▸ WHAT IS NEEDED: Read the listing below and copy out every line that holds "dans".

▸ RECORDS FOR THE EXERCISE:
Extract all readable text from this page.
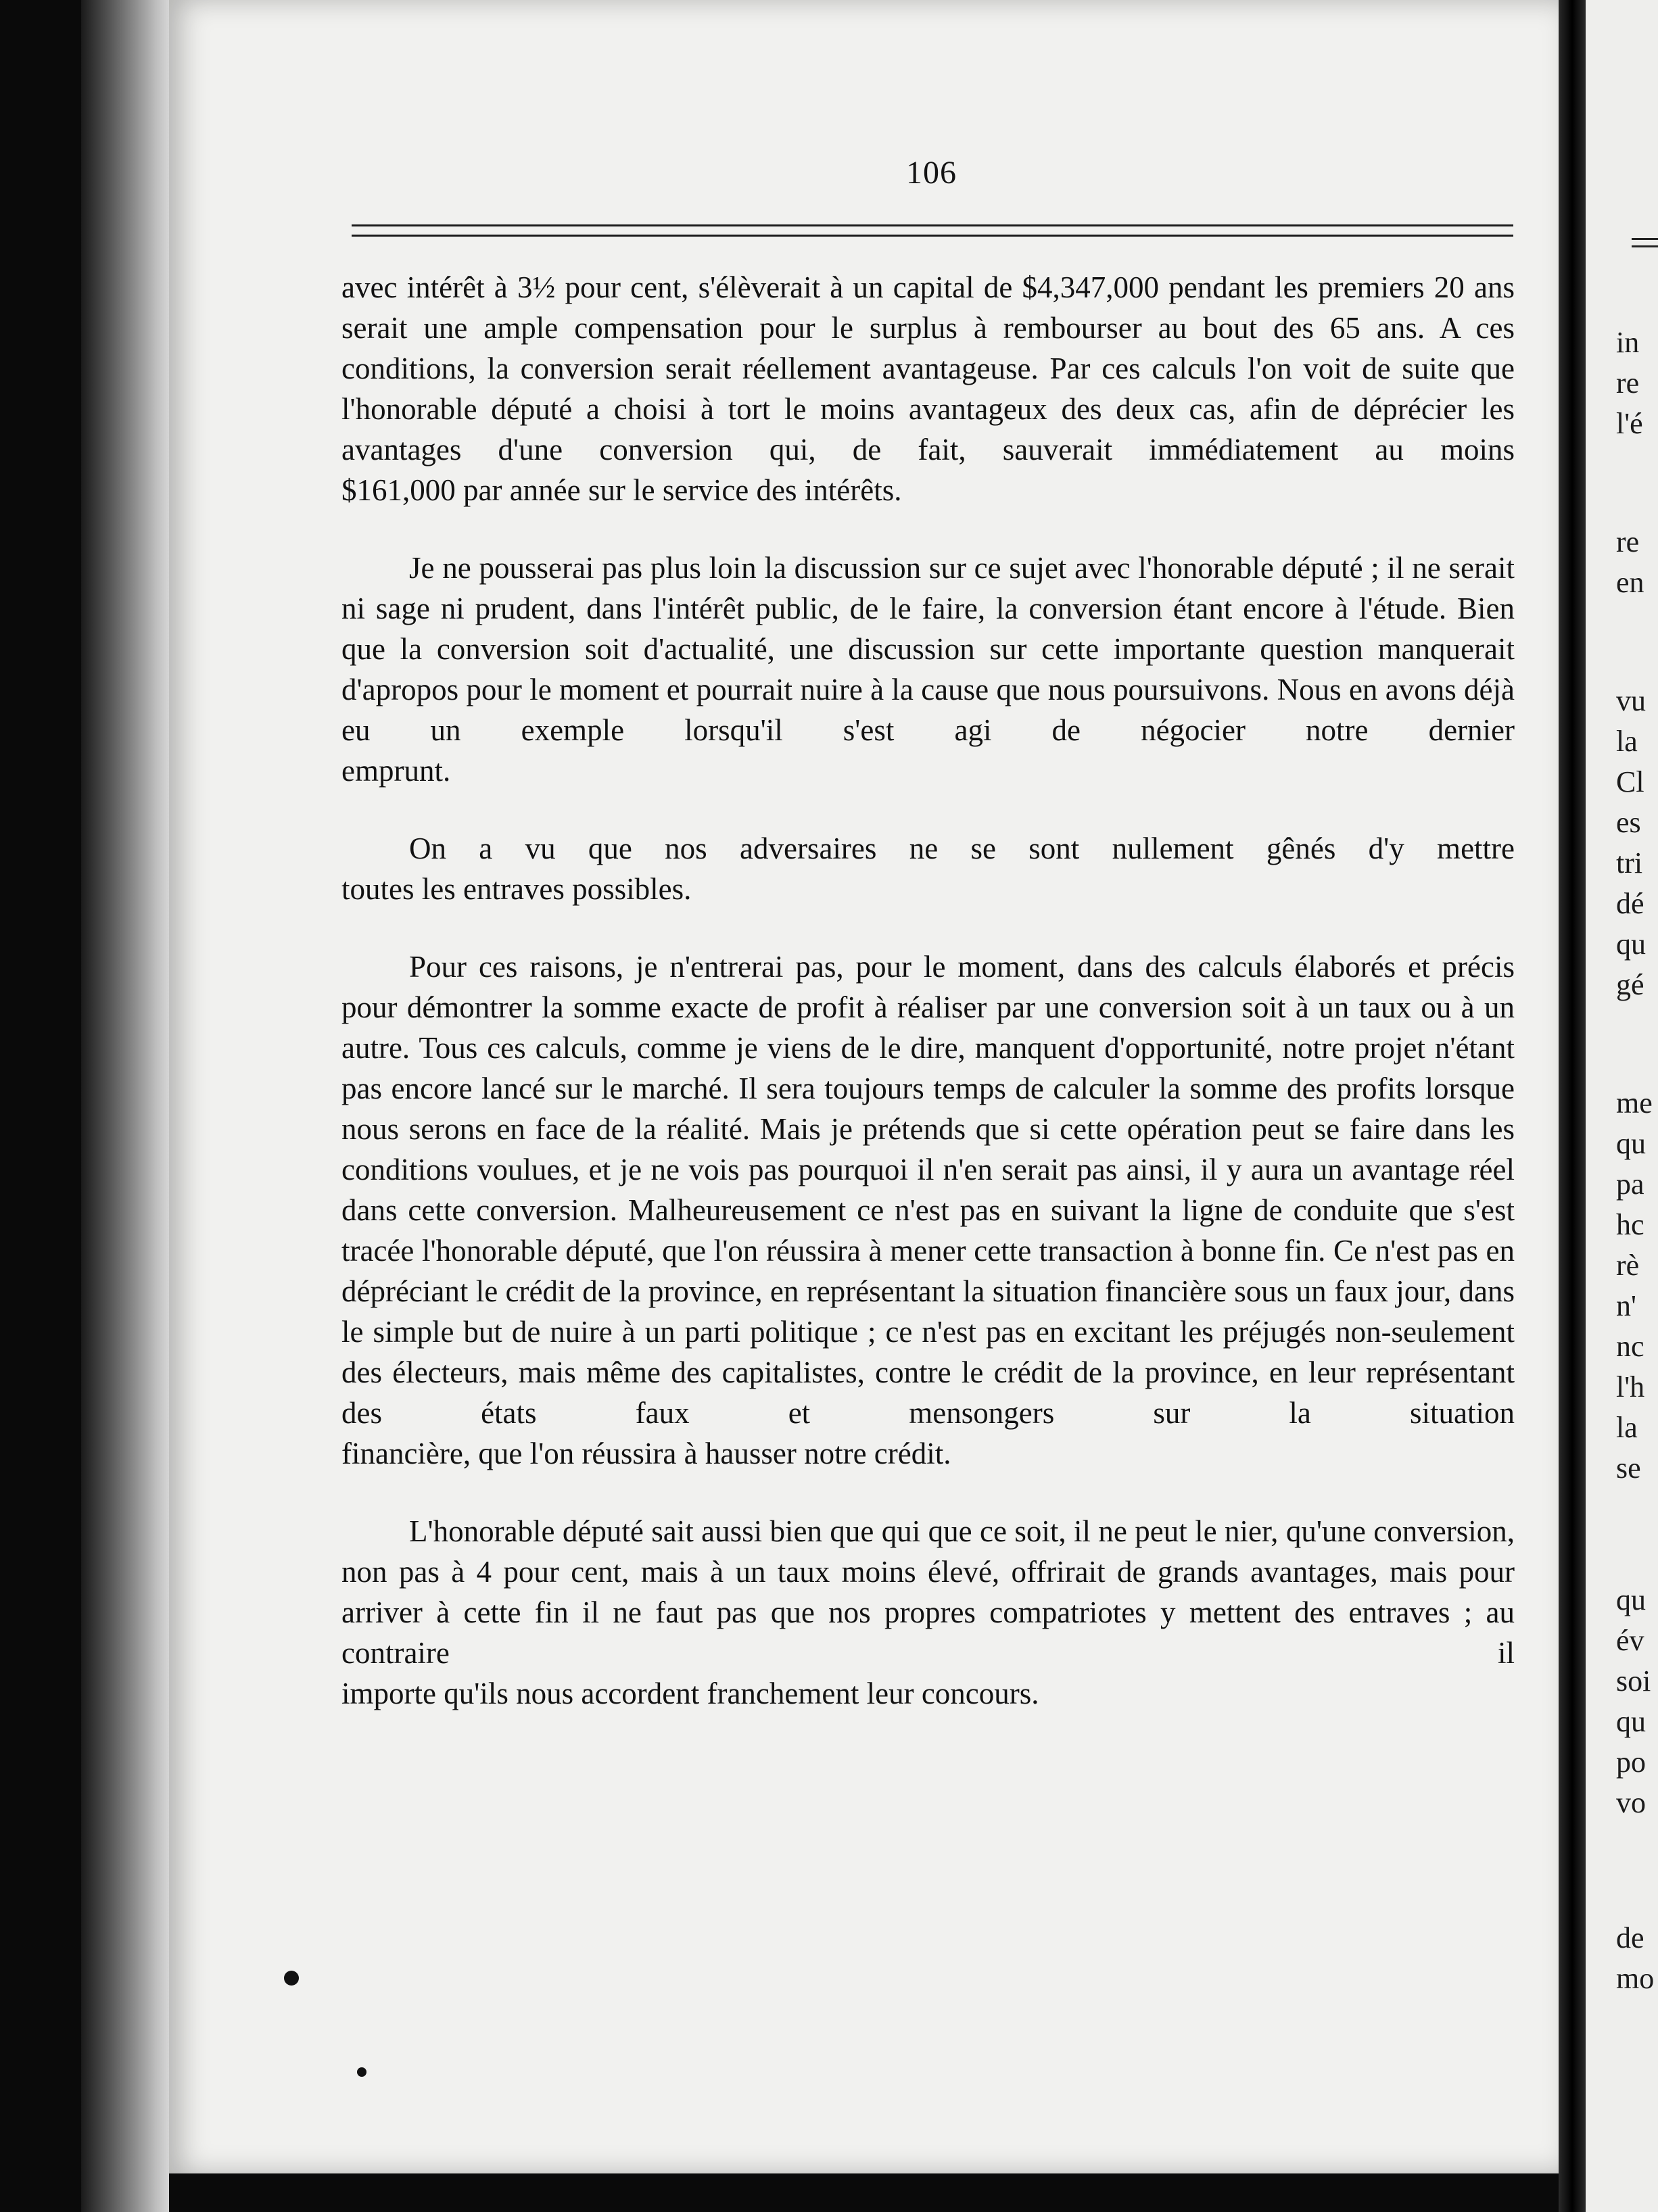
106

avec intérêt à 3½ pour cent, s'élèverait à un capital de $4,347,000 pendant les premiers 20 ans serait une ample compensation pour le surplus à rembourser au bout des 65 ans. A ces conditions, la conversion serait réellement avantageuse. Par ces calculs l'on voit de suite que l'honorable député a choisi à tort le moins avantageux des deux cas, afin de déprécier les avantages d'une conversion qui, de fait, sauverait immédiatement au moins
$161,000 par année sur le service des intérêts.

Je ne pousserai pas plus loin la discussion sur ce sujet avec l'honorable député ; il ne serait ni sage ni prudent, dans l'intérêt public, de le faire, la conversion étant encore à l'étude. Bien que la conversion soit d'actualité, une discussion sur cette importante question manquerait d'apropos pour le moment et pourrait nuire à la cause que nous poursuivons. Nous en avons déjà eu un exemple lorsqu'il s'est agi de négocier notre dernier
emprunt.

On a vu que nos adversaires ne se sont nullement gênés d'y mettre
toutes les entraves possibles.

Pour ces raisons, je n'entrerai pas, pour le moment, dans des calculs élaborés et précis pour démontrer la somme exacte de profit à réaliser par une conversion soit à un taux ou à un autre. Tous ces calculs, comme je viens de le dire, manquent d'opportunité, notre projet n'étant pas encore lancé sur le marché. Il sera toujours temps de calculer la somme des profits lorsque nous serons en face de la réalité. Mais je prétends que si cette opération peut se faire dans les conditions voulues, et je ne vois pas pourquoi il n'en serait pas ainsi, il y aura un avantage réel dans cette conversion. Malheureusement ce n'est pas en suivant la ligne de conduite que s'est tracée l'honorable député, que l'on réussira à mener cette transaction à bonne fin. Ce n'est pas en dépréciant le crédit de la province, en représentant la situation financière sous un faux jour, dans le simple but de nuire à un parti politique ; ce n'est pas en excitant les préjugés non-seulement des électeurs, mais même des capitalistes, contre le crédit de la province, en leur représentant des états faux et mensongers sur la situation
financière, que l'on réussira à hausser notre crédit.

L'honorable député sait aussi bien que qui que ce soit, il ne peut le nier, qu'une conversion, non pas à 4 pour cent, mais à un taux moins élevé, offrirait de grands avantages, mais pour arriver à cette fin il ne faut pas que nos propres compatriotes y mettent des entraves ; au contraire il
importe qu'ils nous accordent franchement leur concours.

in
re
l'é
re
en
vu
la
Cl
es
tri
dé
qu
gé
me
qu
pa
hc
rè
n'
nc
l'h
la
se
qu
év
soi
qu
po
vo
de
mo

▸ RESULT OF THE EXERCISE:
Je ne pousserai pas plus loin la discussion sur ce sujet avec l'honorable député ; il ne serait ni sage ni prudent, dans l'intérêt public, de le faire, la conversion étant encore à l'étude. Bien que la conversion soit d'actualité, une discussion sur cette importante question manquerait d'apropos pour le moment et pourrait nuire à la cause que nous poursuivons. Nous en avons déjà eu un exemple lorsqu'il s'est agi de négocier notre dernier
Pour ces raisons, je n'entrerai pas, pour le moment, dans des calculs élaborés et précis pour démontrer la somme exacte de profit à réaliser par une conversion soit à un taux ou à un autre. Tous ces calculs, comme je viens de le dire, manquent d'opportunité, notre projet n'étant pas encore lancé sur le marché. Il sera toujours temps de calculer la somme des profits lorsque nous serons en face de la réalité. Mais je prétends que si cette opération peut se faire dans les conditions voulues, et je ne vois pas pourquoi il n'en serait pas ainsi, il y aura un avantage réel dans cette conversion. Malheureusement ce n'est pas en suivant la ligne de conduite que s'est tracée l'honorable député, que l'on réussira à mener cette transaction à bonne fin. Ce n'est pas en dépréciant le crédit de la province, en représentant la situation financière sous un faux jour, dans le simple but de nuire à un parti politique ; ce n'est pas en excitant les préjugés non-seulement des électeurs, mais même des capitalistes, contre le crédit de la province, en leur représentant des états faux et mensongers sur la situation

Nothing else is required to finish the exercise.